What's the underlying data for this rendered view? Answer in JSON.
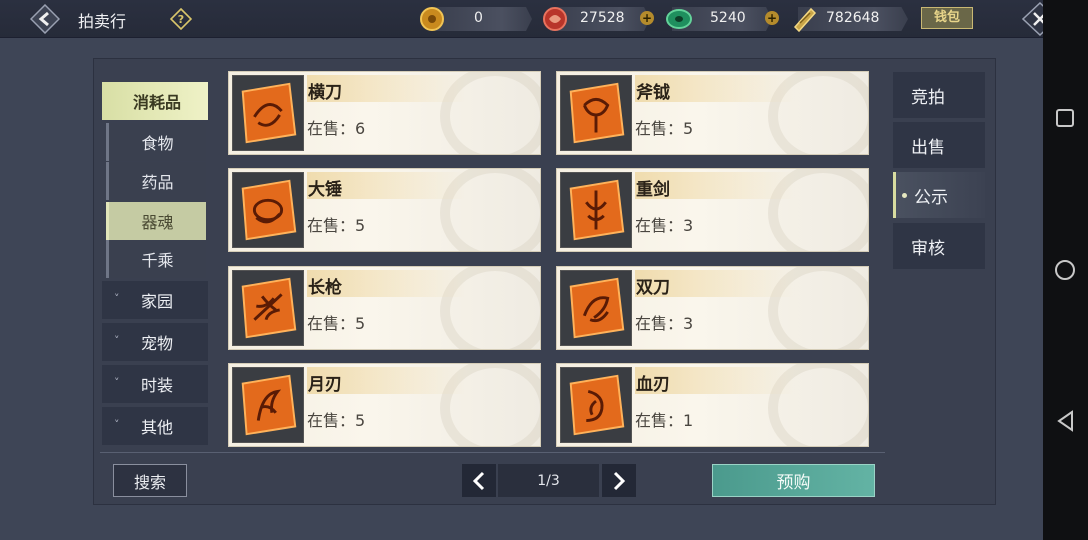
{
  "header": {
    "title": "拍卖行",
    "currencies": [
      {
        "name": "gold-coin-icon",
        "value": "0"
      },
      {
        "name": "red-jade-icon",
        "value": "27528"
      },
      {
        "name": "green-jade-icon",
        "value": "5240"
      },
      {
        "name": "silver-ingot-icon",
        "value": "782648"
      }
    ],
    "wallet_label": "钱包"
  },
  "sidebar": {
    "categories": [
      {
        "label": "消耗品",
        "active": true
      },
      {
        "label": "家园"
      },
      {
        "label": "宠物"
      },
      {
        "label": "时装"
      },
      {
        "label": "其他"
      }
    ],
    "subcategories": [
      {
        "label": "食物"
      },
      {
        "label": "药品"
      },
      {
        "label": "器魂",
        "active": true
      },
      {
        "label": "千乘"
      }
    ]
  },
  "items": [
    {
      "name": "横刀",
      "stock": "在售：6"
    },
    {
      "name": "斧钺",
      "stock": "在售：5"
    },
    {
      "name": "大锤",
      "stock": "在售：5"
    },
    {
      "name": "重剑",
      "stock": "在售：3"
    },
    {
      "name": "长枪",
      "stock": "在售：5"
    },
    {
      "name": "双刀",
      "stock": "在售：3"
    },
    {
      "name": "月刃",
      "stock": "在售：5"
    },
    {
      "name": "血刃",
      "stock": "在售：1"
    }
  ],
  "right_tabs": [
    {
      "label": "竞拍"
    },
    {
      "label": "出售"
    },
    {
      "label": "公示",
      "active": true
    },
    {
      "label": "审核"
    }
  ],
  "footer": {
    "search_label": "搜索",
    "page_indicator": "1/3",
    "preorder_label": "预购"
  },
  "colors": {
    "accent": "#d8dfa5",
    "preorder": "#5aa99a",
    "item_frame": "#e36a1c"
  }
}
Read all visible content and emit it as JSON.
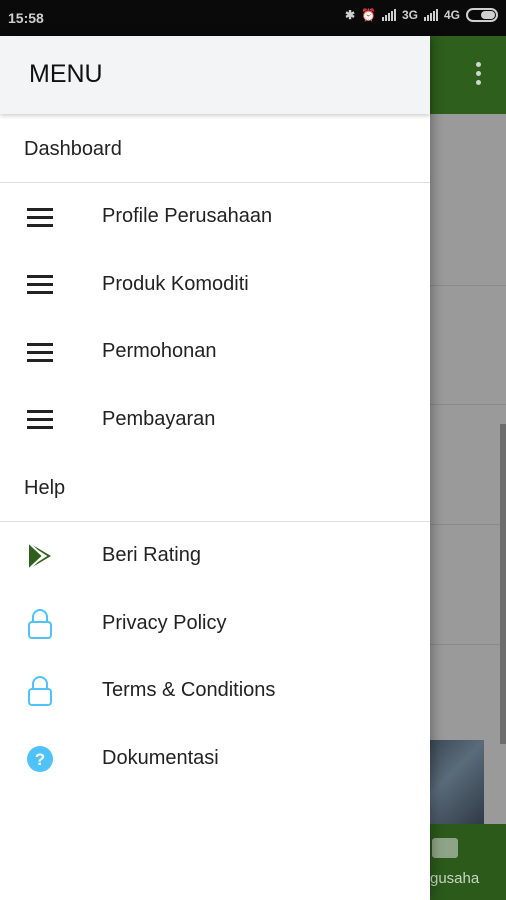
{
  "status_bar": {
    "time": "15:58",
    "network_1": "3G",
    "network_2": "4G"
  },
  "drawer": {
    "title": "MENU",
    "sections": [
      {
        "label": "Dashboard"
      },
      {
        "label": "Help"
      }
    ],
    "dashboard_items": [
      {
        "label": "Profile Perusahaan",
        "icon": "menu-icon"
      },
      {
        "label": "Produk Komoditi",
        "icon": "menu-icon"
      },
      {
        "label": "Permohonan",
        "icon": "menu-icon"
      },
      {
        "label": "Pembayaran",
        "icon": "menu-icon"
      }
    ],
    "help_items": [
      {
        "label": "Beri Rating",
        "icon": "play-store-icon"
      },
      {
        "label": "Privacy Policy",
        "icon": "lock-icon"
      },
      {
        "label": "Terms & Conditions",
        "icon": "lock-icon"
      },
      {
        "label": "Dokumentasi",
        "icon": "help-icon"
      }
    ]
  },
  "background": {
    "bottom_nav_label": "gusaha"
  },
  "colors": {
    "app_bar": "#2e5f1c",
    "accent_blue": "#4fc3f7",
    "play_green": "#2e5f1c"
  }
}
---
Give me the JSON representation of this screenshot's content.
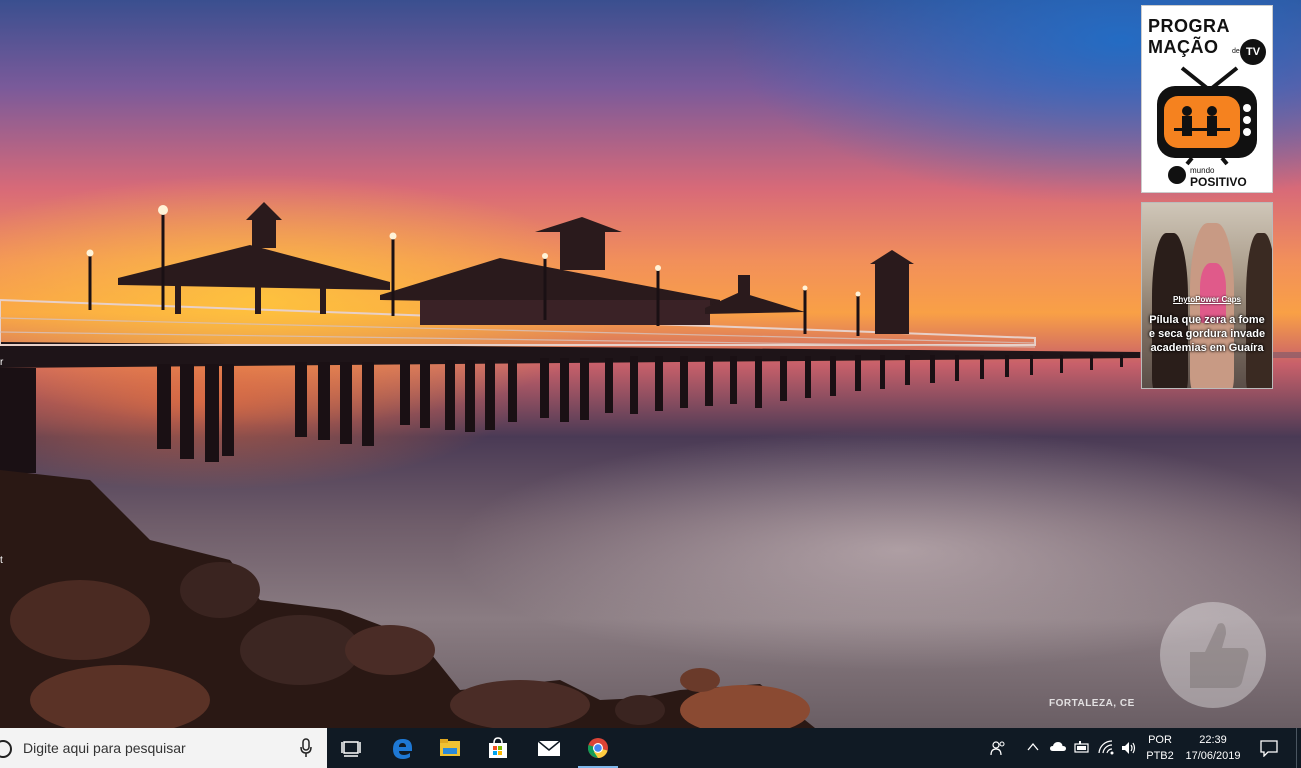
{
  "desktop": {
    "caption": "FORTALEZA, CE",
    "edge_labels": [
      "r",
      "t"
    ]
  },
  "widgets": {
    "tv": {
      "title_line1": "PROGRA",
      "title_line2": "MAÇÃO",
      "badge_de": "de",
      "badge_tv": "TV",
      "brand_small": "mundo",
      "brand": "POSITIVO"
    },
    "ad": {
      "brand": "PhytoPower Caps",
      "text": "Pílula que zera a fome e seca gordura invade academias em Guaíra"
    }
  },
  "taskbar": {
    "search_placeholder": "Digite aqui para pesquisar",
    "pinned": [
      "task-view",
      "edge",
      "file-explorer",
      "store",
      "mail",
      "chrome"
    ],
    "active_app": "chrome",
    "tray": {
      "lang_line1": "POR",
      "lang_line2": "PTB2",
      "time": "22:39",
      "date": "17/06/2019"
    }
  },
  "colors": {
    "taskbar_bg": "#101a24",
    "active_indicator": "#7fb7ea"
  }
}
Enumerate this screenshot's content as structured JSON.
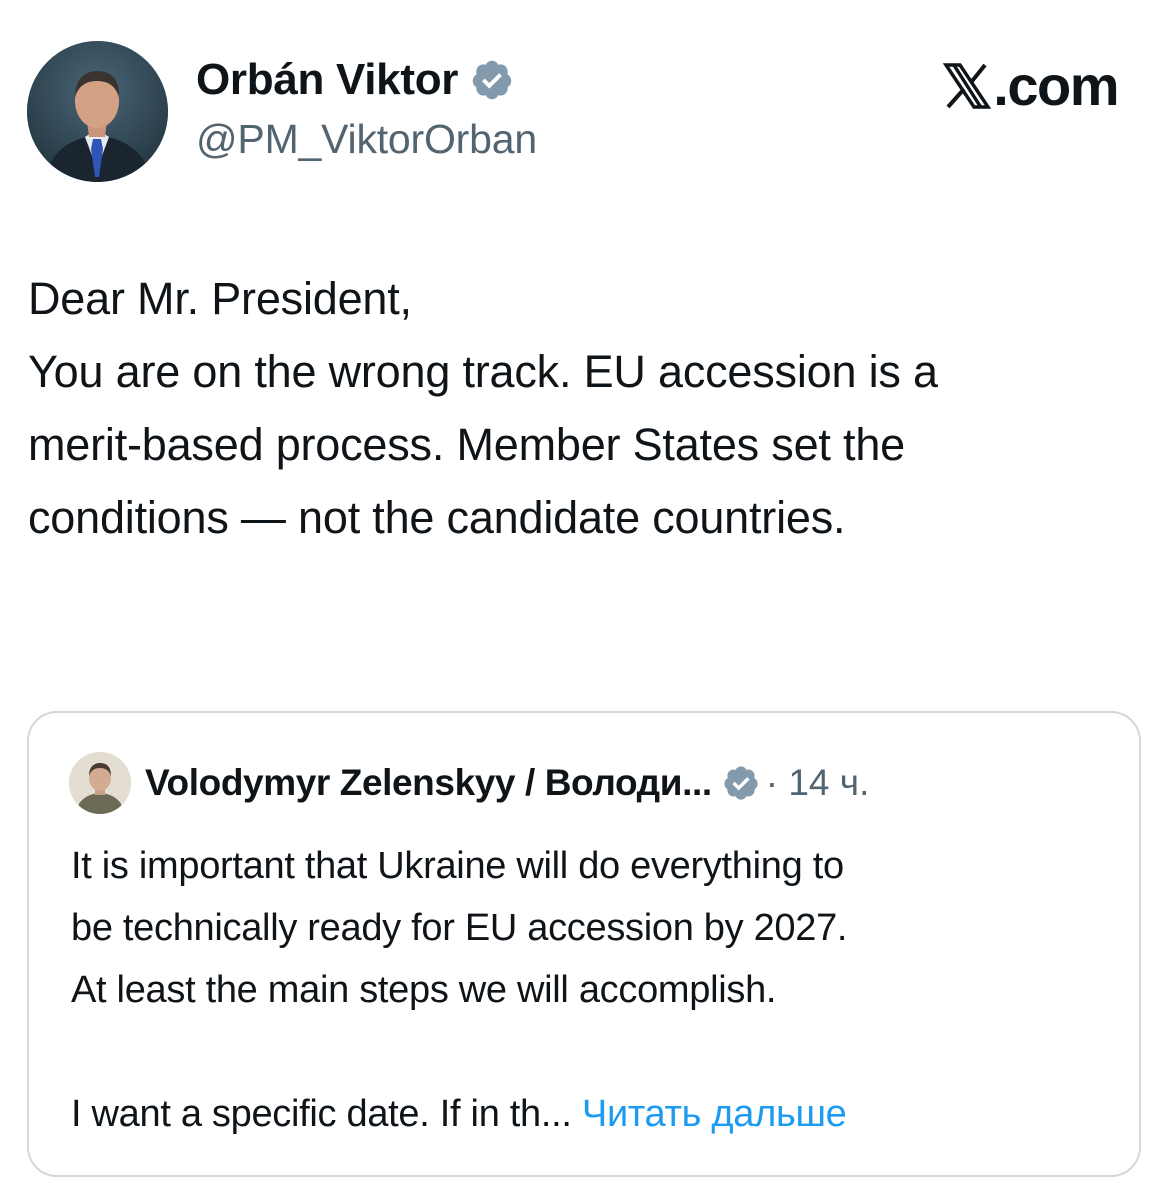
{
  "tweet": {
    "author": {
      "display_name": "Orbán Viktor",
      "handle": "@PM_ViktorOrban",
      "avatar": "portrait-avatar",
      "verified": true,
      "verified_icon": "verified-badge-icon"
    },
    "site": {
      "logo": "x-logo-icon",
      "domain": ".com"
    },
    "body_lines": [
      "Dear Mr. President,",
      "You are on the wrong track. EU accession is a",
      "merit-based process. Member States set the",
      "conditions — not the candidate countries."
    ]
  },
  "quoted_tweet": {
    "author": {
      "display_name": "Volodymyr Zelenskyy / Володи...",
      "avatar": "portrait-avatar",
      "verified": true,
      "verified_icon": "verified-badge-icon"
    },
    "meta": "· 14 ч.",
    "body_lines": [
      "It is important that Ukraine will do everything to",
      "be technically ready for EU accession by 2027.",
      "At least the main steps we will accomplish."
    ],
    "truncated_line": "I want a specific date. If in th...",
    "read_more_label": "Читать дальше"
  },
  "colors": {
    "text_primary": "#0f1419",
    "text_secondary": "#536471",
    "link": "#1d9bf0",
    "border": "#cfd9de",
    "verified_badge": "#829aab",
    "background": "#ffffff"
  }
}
* * *
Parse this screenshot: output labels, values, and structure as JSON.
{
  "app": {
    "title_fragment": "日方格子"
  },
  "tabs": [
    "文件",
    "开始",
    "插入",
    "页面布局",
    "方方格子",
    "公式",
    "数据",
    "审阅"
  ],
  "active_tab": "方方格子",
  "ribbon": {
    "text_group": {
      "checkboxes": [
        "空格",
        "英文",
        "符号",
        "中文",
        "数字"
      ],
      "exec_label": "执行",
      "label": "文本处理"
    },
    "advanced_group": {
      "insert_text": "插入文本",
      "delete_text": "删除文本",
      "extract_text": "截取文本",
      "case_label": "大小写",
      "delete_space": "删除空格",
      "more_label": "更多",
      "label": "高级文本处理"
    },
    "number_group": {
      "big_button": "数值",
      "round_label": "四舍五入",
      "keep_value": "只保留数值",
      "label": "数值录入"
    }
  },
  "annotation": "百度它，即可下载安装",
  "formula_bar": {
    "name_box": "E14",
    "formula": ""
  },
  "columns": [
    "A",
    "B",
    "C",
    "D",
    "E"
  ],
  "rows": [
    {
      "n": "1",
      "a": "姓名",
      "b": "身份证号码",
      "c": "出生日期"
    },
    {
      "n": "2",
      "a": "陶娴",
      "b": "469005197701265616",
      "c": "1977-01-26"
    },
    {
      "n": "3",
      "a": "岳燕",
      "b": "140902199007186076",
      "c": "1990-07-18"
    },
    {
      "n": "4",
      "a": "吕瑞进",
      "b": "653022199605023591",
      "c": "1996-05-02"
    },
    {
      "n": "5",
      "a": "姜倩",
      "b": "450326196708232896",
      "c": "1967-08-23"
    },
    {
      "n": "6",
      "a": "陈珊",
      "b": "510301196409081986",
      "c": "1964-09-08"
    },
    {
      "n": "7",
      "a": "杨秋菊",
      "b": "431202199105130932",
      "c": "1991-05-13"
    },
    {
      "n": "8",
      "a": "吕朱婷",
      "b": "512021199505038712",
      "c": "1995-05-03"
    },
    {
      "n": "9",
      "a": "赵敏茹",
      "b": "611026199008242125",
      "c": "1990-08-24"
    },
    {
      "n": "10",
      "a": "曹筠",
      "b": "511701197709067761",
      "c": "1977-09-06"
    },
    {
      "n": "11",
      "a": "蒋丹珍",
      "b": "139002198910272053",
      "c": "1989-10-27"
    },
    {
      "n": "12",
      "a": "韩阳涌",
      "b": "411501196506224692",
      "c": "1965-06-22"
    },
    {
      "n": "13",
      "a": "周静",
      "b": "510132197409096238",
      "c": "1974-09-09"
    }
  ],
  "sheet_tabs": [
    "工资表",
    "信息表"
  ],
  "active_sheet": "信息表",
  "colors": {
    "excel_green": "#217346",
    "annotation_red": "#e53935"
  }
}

Brief – Only lines with the string "accession" belong in your answer; copy each one.

Exercise response –
      "You are on the wrong track. EU accession is a",
      "be technically ready for EU accession by 2027.",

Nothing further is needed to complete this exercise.